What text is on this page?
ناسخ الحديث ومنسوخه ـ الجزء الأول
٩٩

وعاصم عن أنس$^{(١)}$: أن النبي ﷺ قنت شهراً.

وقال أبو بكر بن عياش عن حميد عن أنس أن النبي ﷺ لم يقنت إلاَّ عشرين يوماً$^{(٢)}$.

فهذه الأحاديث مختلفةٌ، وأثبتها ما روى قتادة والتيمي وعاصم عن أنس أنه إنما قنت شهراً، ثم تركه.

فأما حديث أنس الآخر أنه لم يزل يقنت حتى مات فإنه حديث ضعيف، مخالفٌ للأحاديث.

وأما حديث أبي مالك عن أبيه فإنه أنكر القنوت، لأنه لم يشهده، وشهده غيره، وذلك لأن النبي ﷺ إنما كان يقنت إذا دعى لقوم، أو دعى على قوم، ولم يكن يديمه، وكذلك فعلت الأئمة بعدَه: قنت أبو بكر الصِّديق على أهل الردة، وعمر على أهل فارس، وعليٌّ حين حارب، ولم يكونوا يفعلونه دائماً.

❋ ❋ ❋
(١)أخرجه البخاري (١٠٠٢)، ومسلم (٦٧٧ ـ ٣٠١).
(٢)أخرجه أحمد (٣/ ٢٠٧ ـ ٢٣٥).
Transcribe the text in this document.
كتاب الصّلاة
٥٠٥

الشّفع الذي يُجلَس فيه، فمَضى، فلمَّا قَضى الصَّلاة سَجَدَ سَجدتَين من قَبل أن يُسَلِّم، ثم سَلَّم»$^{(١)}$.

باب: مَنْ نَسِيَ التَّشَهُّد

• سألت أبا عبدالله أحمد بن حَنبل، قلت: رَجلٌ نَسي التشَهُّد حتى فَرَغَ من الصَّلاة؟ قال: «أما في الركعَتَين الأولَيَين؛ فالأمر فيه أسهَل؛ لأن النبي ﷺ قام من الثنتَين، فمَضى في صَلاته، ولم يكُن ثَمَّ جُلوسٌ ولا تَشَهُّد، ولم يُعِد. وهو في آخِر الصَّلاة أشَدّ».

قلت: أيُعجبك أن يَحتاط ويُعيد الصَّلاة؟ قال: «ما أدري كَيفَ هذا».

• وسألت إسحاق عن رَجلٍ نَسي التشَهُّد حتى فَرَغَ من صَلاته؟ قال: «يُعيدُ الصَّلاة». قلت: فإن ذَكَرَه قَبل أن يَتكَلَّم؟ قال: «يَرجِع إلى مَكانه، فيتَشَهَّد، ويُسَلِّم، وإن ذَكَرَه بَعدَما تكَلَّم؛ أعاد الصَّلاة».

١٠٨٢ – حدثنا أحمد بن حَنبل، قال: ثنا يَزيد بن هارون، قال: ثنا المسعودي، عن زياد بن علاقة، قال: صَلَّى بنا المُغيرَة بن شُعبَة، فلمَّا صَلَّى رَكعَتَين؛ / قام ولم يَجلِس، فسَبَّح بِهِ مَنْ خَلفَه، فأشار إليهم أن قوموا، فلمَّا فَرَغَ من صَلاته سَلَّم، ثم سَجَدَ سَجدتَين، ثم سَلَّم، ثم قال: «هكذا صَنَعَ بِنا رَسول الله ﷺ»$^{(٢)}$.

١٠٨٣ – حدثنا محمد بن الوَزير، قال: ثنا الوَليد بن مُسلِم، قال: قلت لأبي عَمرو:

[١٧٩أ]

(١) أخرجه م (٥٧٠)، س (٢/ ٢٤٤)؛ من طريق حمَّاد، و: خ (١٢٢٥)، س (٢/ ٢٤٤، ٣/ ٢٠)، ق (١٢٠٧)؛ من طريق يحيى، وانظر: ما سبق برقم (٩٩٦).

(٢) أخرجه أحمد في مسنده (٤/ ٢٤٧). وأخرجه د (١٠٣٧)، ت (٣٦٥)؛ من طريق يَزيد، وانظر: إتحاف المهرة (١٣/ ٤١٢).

# Task instructions:
Write each line above out exactly.

# Task answer:
What text is on this page?
ناسخ الحديث ومنسوخه ـ الجزء الأول
٩٩

وعاصم عن أنس$^{(١)}$: أن النبي ﷺ قنت شهراً.

وقال أبو بكر بن عياش عن حميد عن أنس أن النبي ﷺ لم يقنت إلاَّ عشرين يوماً$^{(٢)}$.

فهذه الأحاديث مختلفةٌ، وأثبتها ما روى قتادة والتيمي وعاصم عن أنس أنه إنما قنت شهراً، ثم تركه.

فأما حديث أنس الآخر أنه لم يزل يقنت حتى مات فإنه حديث ضعيف، مخالفٌ للأحاديث.

وأما حديث أبي مالك عن أبيه فإنه أنكر القنوت، لأنه لم يشهده، وشهده غيره، وذلك لأن النبي ﷺ إنما كان يقنت إذا دعى لقوم، أو دعى على قوم، ولم يكن يديمه، وكذلك فعلت الأئمة بعدَه: قنت أبو بكر الصِّديق على أهل الردة، وعمر على أهل فارس، وعليٌّ حين حارب، ولم يكونوا يفعلونه دائماً.

❋ ❋ ❋
(١)أخرجه البخاري (١٠٠٢)، ومسلم (٦٧٧ ـ ٣٠١).
(٢)أخرجه أحمد (٣/ ٢٠٧ ـ ٢٣٥).
Transcribe the text in this document.
كتاب الصّلاة
٥٠٥

الشّفع الذي يُجلَس فيه، فمَضى، فلمَّا قَضى الصَّلاة سَجَدَ سَجدتَين من قَبل أن يُسَلِّم، ثم سَلَّم»$^{(١)}$.

باب: مَنْ نَسِيَ التَّشَهُّد

• سألت أبا عبدالله أحمد بن حَنبل، قلت: رَجلٌ نَسي التشَهُّد حتى فَرَغَ من الصَّلاة؟ قال: «أما في الركعَتَين الأولَيَين؛ فالأمر فيه أسهَل؛ لأن النبي ﷺ قام من الثنتَين، فمَضى في صَلاته، ولم يكُن ثَمَّ جُلوسٌ ولا تَشَهُّد، ولم يُعِد. وهو في آخِر الصَّلاة أشَدّ».

قلت: أيُعجبك أن يَحتاط ويُعيد الصَّلاة؟ قال: «ما أدري كَيفَ هذا».

• وسألت إسحاق عن رَجلٍ نَسي التشَهُّد حتى فَرَغَ من صَلاته؟ قال: «يُعيدُ الصَّلاة». قلت: فإن ذَكَرَه قَبل أن يَتكَلَّم؟ قال: «يَرجِع إلى مَكانه، فيتَشَهَّد، ويُسَلِّم، وإن ذَكَرَه بَعدَما تكَلَّم؛ أعاد الصَّلاة».

١٠٨٢ – حدثنا أحمد بن حَنبل، قال: ثنا يَزيد بن هارون، قال: ثنا المسعودي، عن زياد بن علاقة، قال: صَلَّى بنا المُغيرَة بن شُعبَة، فلمَّا صَلَّى رَكعَتَين؛ / قام ولم يَجلِس، فسَبَّح بِهِ مَنْ خَلفَه، فأشار إليهم أن قوموا، فلمَّا فَرَغَ من صَلاته سَلَّم، ثم سَجَدَ سَجدتَين، ثم سَلَّم، ثم قال: «هكذا صَنَعَ بِنا رَسول الله ﷺ»$^{(٢)}$.

١٠٨٣ – حدثنا محمد بن الوَزير، قال: ثنا الوَليد بن مُسلِم، قال: قلت لأبي عَمرو:

[١٧٩أ]

(١) أخرجه م (٥٧٠)، س (٢/ ٢٤٤)؛ من طريق حمَّاد، و: خ (١٢٢٥)، س (٢/ ٢٤٤، ٣/ ٢٠)، ق (١٢٠٧)؛ من طريق يحيى، وانظر: ما سبق برقم (٩٩٦).

(٢) أخرجه أحمد في مسنده (٤/ ٢٤٧). وأخرجه د (١٠٣٧)، ت (٣٦٥)؛ من طريق يَزيد، وانظر: إتحاف المهرة (١٣/ ٤١٢).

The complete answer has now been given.